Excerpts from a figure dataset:
- - -
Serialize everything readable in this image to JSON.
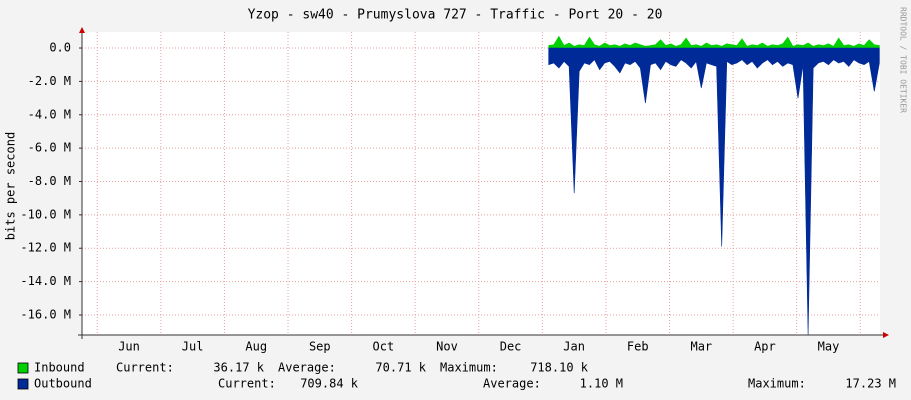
{
  "chart_data": {
    "type": "area",
    "title": "Yzop - sw40 - Prumyslova 727 - Traffic - Port 20 - 20",
    "y_label": "bits per second",
    "side_label": "RRDTOOL / TOBI OETIKER",
    "categories": [
      "Jun",
      "Jul",
      "Aug",
      "Sep",
      "Oct",
      "Nov",
      "Dec",
      "Jan",
      "Feb",
      "Mar",
      "Apr",
      "May"
    ],
    "xlim": [
      -0.24,
      12.31
    ],
    "ylim": [
      -17200000,
      960000
    ],
    "yticks": [
      {
        "value": 0,
        "label": "0.0"
      },
      {
        "value": -2000000,
        "label": "-2.0 M"
      },
      {
        "value": -4000000,
        "label": "-4.0 M"
      },
      {
        "value": -6000000,
        "label": "-6.0 M"
      },
      {
        "value": -8000000,
        "label": "-8.0 M"
      },
      {
        "value": -10000000,
        "label": "-10.0 M"
      },
      {
        "value": -12000000,
        "label": "-12.0 M"
      },
      {
        "value": -14000000,
        "label": "-14.0 M"
      },
      {
        "value": -16000000,
        "label": "-16.0 M"
      }
    ],
    "grid": true,
    "x": [
      7.1,
      7.18,
      7.26,
      7.34,
      7.42,
      7.5,
      7.58,
      7.66,
      7.74,
      7.82,
      7.9,
      7.98,
      8.06,
      8.14,
      8.22,
      8.3,
      8.38,
      8.46,
      8.54,
      8.62,
      8.7,
      8.78,
      8.86,
      8.94,
      9.02,
      9.1,
      9.18,
      9.26,
      9.34,
      9.42,
      9.5,
      9.58,
      9.66,
      9.74,
      9.82,
      9.9,
      9.98,
      10.06,
      10.14,
      10.22,
      10.3,
      10.38,
      10.46,
      10.54,
      10.62,
      10.7,
      10.78,
      10.86,
      10.94,
      11.02,
      11.1,
      11.18,
      11.26,
      11.34,
      11.42,
      11.5,
      11.58,
      11.66,
      11.74,
      11.82,
      11.9,
      11.98,
      12.06,
      12.14,
      12.22,
      12.3
    ],
    "series": [
      {
        "name": "Inbound",
        "color": "#00cf00",
        "values": [
          150000,
          200000,
          700000,
          150000,
          300000,
          100000,
          200000,
          150000,
          650000,
          200000,
          100000,
          300000,
          150000,
          200000,
          100000,
          250000,
          150000,
          300000,
          200000,
          100000,
          150000,
          200000,
          500000,
          150000,
          250000,
          100000,
          200000,
          600000,
          150000,
          200000,
          100000,
          300000,
          150000,
          200000,
          100000,
          250000,
          200000,
          150000,
          550000,
          100000,
          200000,
          150000,
          300000,
          100000,
          200000,
          150000,
          250000,
          650000,
          100000,
          200000,
          150000,
          300000,
          100000,
          200000,
          150000,
          250000,
          100000,
          600000,
          150000,
          200000,
          100000,
          250000,
          150000,
          500000,
          200000,
          150000
        ],
        "stats": [
          {
            "label": "Current:",
            "value": "36.17 k"
          },
          {
            "label": "Average:",
            "value": "70.71 k"
          },
          {
            "label": "Maximum:",
            "value": "718.10 k"
          }
        ]
      },
      {
        "name": "Outbound",
        "color": "#002a97",
        "values": [
          -1000000,
          -900000,
          -1200000,
          -800000,
          -1100000,
          -8700000,
          -1400000,
          -900000,
          -1000000,
          -700000,
          -1300000,
          -900000,
          -800000,
          -1100000,
          -1500000,
          -900000,
          -1000000,
          -800000,
          -1200000,
          -3300000,
          -1000000,
          -900000,
          -1300000,
          -800000,
          -1000000,
          -1100000,
          -700000,
          -900000,
          -1200000,
          -800000,
          -2400000,
          -900000,
          -1000000,
          -1100000,
          -11900000,
          -800000,
          -1000000,
          -900000,
          -700000,
          -1000000,
          -800000,
          -1200000,
          -900000,
          -700000,
          -1000000,
          -800000,
          -1100000,
          -900000,
          -1000000,
          -3000000,
          -1000000,
          -17200000,
          -1200000,
          -900000,
          -800000,
          -1000000,
          -700000,
          -900000,
          -800000,
          -1100000,
          -700000,
          -900000,
          -1000000,
          -800000,
          -2600000,
          -900000
        ],
        "stats": [
          {
            "label": "Current:",
            "value": "709.84 k"
          },
          {
            "label": "Average:",
            "value": "1.10 M"
          },
          {
            "label": "Maximum:",
            "value": "17.23 M"
          }
        ]
      }
    ]
  }
}
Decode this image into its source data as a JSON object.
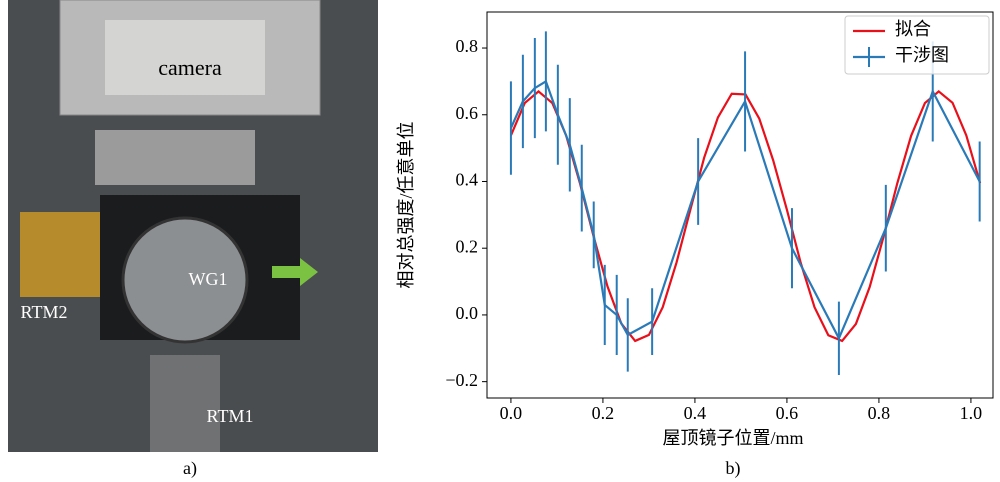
{
  "photo": {
    "labels": [
      "camera",
      "WG1",
      "RTM2",
      "RTM1"
    ],
    "caption": "a)"
  },
  "chart_data": {
    "type": "line",
    "caption": "b)",
    "xlabel": "屋顶镜子位置/mm",
    "ylabel": "相对总强度/任意单位",
    "xlim": [
      -0.052,
      1.048
    ],
    "ylim": [
      -0.249,
      0.908
    ],
    "xticks": [
      {
        "value": 0,
        "label": "0.0"
      },
      0.2,
      0.4,
      0.6,
      0.8,
      {
        "value": 1,
        "label": "1.0"
      }
    ],
    "yticks": [
      {
        "value": -0.2,
        "label": "−0.2"
      },
      {
        "value": 0,
        "label": "0.0"
      },
      0.2,
      0.4,
      0.6,
      0.8
    ],
    "legend": "upper right",
    "series": [
      {
        "name": "拟合",
        "color": "#e8101b",
        "x": [
          0,
          0.03,
          0.06,
          0.09,
          0.12,
          0.15,
          0.18,
          0.21,
          0.24,
          0.27,
          0.3,
          0.33,
          0.36,
          0.39,
          0.42,
          0.45,
          0.48,
          0.51,
          0.54,
          0.57,
          0.6,
          0.63,
          0.66,
          0.69,
          0.72,
          0.75,
          0.78,
          0.81,
          0.84,
          0.87,
          0.9,
          0.93,
          0.96,
          0.99,
          1.02
        ],
        "values": [
          0.538,
          0.635,
          0.67,
          0.635,
          0.538,
          0.395,
          0.234,
          0.085,
          -0.026,
          -0.078,
          -0.06,
          0.023,
          0.157,
          0.315,
          0.471,
          0.592,
          0.663,
          0.661,
          0.588,
          0.464,
          0.315,
          0.156,
          0.023,
          -0.061,
          -0.078,
          -0.027,
          0.084,
          0.234,
          0.395,
          0.537,
          0.635,
          0.67,
          0.636,
          0.538,
          0.395
        ]
      },
      {
        "name": "干涉图",
        "color": "#2a7ab8",
        "x": [
          0,
          0.026,
          0.052,
          0.076,
          0.102,
          0.128,
          0.154,
          0.18,
          0.204,
          0.23,
          0.254,
          0.307,
          0.407,
          0.509,
          0.611,
          0.713,
          0.815,
          0.917,
          1.019
        ],
        "values": [
          0.56,
          0.64,
          0.68,
          0.7,
          0.6,
          0.51,
          0.38,
          0.24,
          0.03,
          0.0,
          -0.06,
          -0.02,
          0.4,
          0.64,
          0.2,
          -0.07,
          0.26,
          0.67,
          0.4
        ],
        "errors": [
          0.14,
          0.14,
          0.15,
          0.15,
          0.15,
          0.14,
          0.13,
          0.1,
          0.12,
          0.12,
          0.11,
          0.1,
          0.13,
          0.15,
          0.12,
          0.11,
          0.13,
          0.15,
          0.12
        ]
      }
    ]
  }
}
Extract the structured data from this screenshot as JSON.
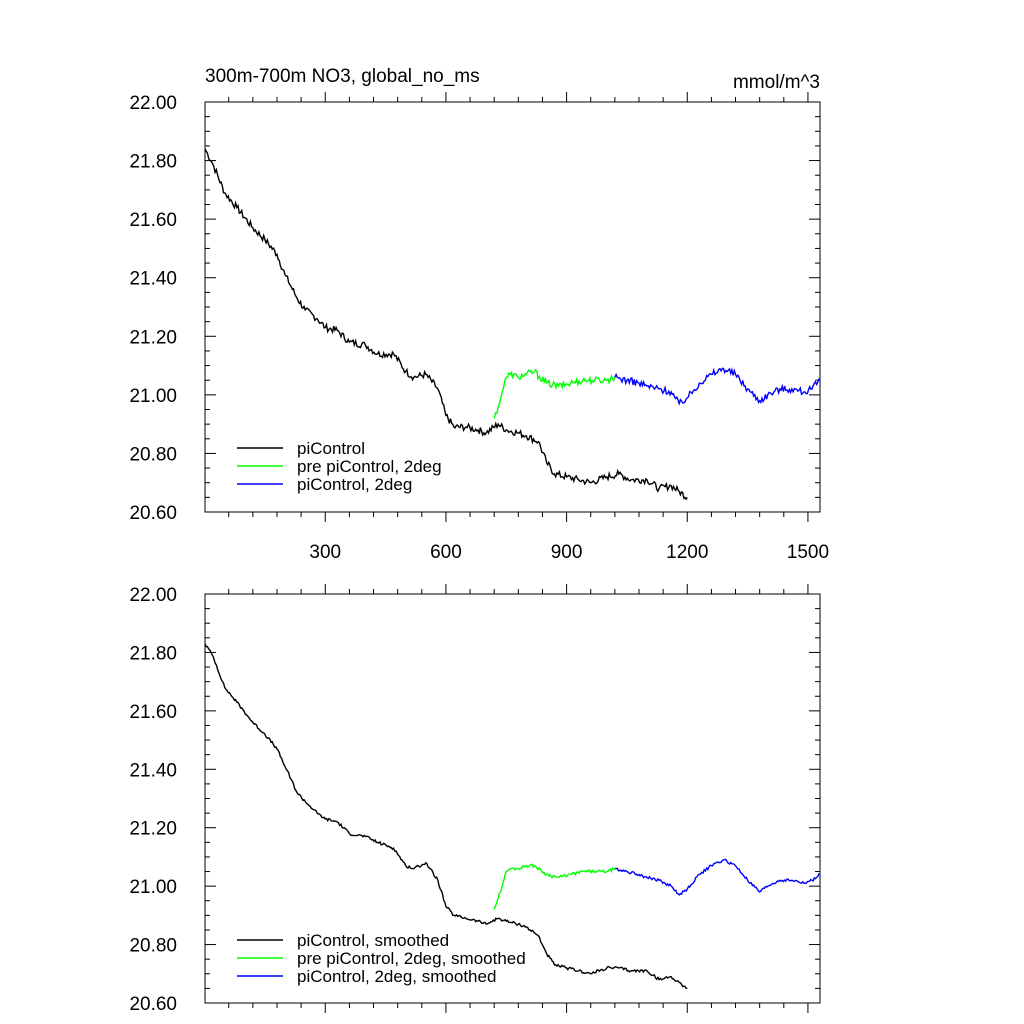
{
  "chart_data": [
    {
      "type": "line",
      "title_left": "300m-700m NO3, global_no_ms",
      "title_right": "mmol/m^3",
      "xlim": [
        1,
        1530
      ],
      "ylim": [
        20.6,
        22.0
      ],
      "x_ticks": [
        300,
        600,
        900,
        1200,
        1500
      ],
      "x_tick_labels": [
        "300",
        "600",
        "900",
        "1200",
        "1500"
      ],
      "y_ticks": [
        20.6,
        20.8,
        21.0,
        21.2,
        21.4,
        21.6,
        21.8,
        22.0
      ],
      "y_tick_labels": [
        "20.60",
        "20.80",
        "21.00",
        "21.20",
        "21.40",
        "21.60",
        "21.80",
        "22.00"
      ],
      "legend_position": "bottom-left",
      "series": [
        {
          "name": "piControl",
          "color": "#000000",
          "x": [
            1,
            20,
            50,
            80,
            120,
            150,
            180,
            200,
            230,
            250,
            280,
            300,
            330,
            360,
            400,
            430,
            470,
            500,
            520,
            550,
            580,
            600,
            620,
            650,
            680,
            700,
            730,
            750,
            780,
            800,
            830,
            850,
            870,
            900,
            930,
            960,
            1000,
            1030,
            1060,
            1100,
            1130,
            1160,
            1180,
            1200
          ],
          "y": [
            21.84,
            21.79,
            21.69,
            21.64,
            21.57,
            21.53,
            21.48,
            21.41,
            21.33,
            21.29,
            21.26,
            21.23,
            21.22,
            21.18,
            21.17,
            21.14,
            21.14,
            21.08,
            21.06,
            21.07,
            21.02,
            20.93,
            20.89,
            20.89,
            20.88,
            20.87,
            20.9,
            20.88,
            20.87,
            20.86,
            20.84,
            20.77,
            20.73,
            20.72,
            20.71,
            20.7,
            20.72,
            20.73,
            20.71,
            20.71,
            20.68,
            20.69,
            20.67,
            20.65
          ]
        },
        {
          "name": "pre piControl, 2deg",
          "color": "#00ff00",
          "x": [
            720,
            730,
            740,
            750,
            760,
            780,
            800,
            820,
            850,
            880,
            910,
            940,
            970,
            1000,
            1020
          ],
          "y": [
            20.92,
            20.96,
            21.01,
            21.06,
            21.07,
            21.06,
            21.07,
            21.08,
            21.04,
            21.03,
            21.04,
            21.05,
            21.05,
            21.05,
            21.06
          ]
        },
        {
          "name": "piControl, 2deg",
          "color": "#0000ff",
          "x": [
            1020,
            1050,
            1080,
            1100,
            1130,
            1160,
            1180,
            1200,
            1230,
            1260,
            1290,
            1320,
            1350,
            1380,
            1400,
            1430,
            1460,
            1490,
            1510,
            1530
          ],
          "y": [
            21.06,
            21.05,
            21.04,
            21.03,
            21.02,
            21.01,
            20.97,
            20.99,
            21.04,
            21.07,
            21.09,
            21.07,
            21.02,
            20.98,
            21.0,
            21.02,
            21.02,
            21.01,
            21.02,
            21.05
          ]
        }
      ]
    },
    {
      "type": "line",
      "xlim": [
        1,
        1530
      ],
      "ylim": [
        20.6,
        22.0
      ],
      "x_ticks": [
        300,
        600,
        900,
        1200,
        1500
      ],
      "y_ticks": [
        20.6,
        20.8,
        21.0,
        21.2,
        21.4,
        21.6,
        21.8,
        22.0
      ],
      "y_tick_labels": [
        "20.60",
        "20.80",
        "21.00",
        "21.20",
        "21.40",
        "21.60",
        "21.80",
        "22.00"
      ],
      "legend_position": "bottom-left",
      "series": [
        {
          "name": "piControl, smoothed",
          "color": "#000000",
          "x": [
            1,
            20,
            50,
            80,
            120,
            150,
            180,
            200,
            230,
            250,
            280,
            300,
            330,
            360,
            400,
            430,
            470,
            500,
            520,
            550,
            580,
            600,
            620,
            650,
            680,
            700,
            730,
            750,
            780,
            800,
            830,
            850,
            870,
            900,
            930,
            960,
            1000,
            1030,
            1060,
            1100,
            1130,
            1160,
            1180,
            1200
          ],
          "y": [
            21.83,
            21.79,
            21.68,
            21.63,
            21.56,
            21.52,
            21.47,
            21.41,
            21.32,
            21.29,
            21.25,
            21.23,
            21.22,
            21.18,
            21.17,
            21.15,
            21.13,
            21.07,
            21.06,
            21.08,
            21.02,
            20.93,
            20.9,
            20.89,
            20.88,
            20.87,
            20.89,
            20.88,
            20.87,
            20.86,
            20.83,
            20.77,
            20.73,
            20.72,
            20.71,
            20.7,
            20.72,
            20.72,
            20.71,
            20.71,
            20.68,
            20.69,
            20.67,
            20.65
          ]
        },
        {
          "name": "pre piControl, 2deg, smoothed",
          "color": "#00ff00",
          "x": [
            720,
            730,
            740,
            750,
            760,
            780,
            800,
            820,
            850,
            880,
            910,
            940,
            970,
            1000,
            1020
          ],
          "y": [
            20.92,
            20.96,
            21.0,
            21.05,
            21.06,
            21.06,
            21.07,
            21.07,
            21.04,
            21.03,
            21.04,
            21.05,
            21.05,
            21.05,
            21.06
          ]
        },
        {
          "name": "piControl, 2deg, smoothed",
          "color": "#0000ff",
          "x": [
            1020,
            1050,
            1080,
            1100,
            1130,
            1160,
            1180,
            1200,
            1230,
            1260,
            1290,
            1320,
            1350,
            1380,
            1400,
            1430,
            1460,
            1490,
            1510,
            1530
          ],
          "y": [
            21.06,
            21.05,
            21.04,
            21.03,
            21.02,
            21.0,
            20.97,
            20.99,
            21.04,
            21.07,
            21.09,
            21.07,
            21.02,
            20.98,
            21.0,
            21.02,
            21.02,
            21.01,
            21.02,
            21.04
          ]
        }
      ]
    }
  ]
}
- - -
» AIM OF THE TASK
Report how many lines hold the string "JSON", giving the number and nothing else.

» COMPLETED EXERCISE
3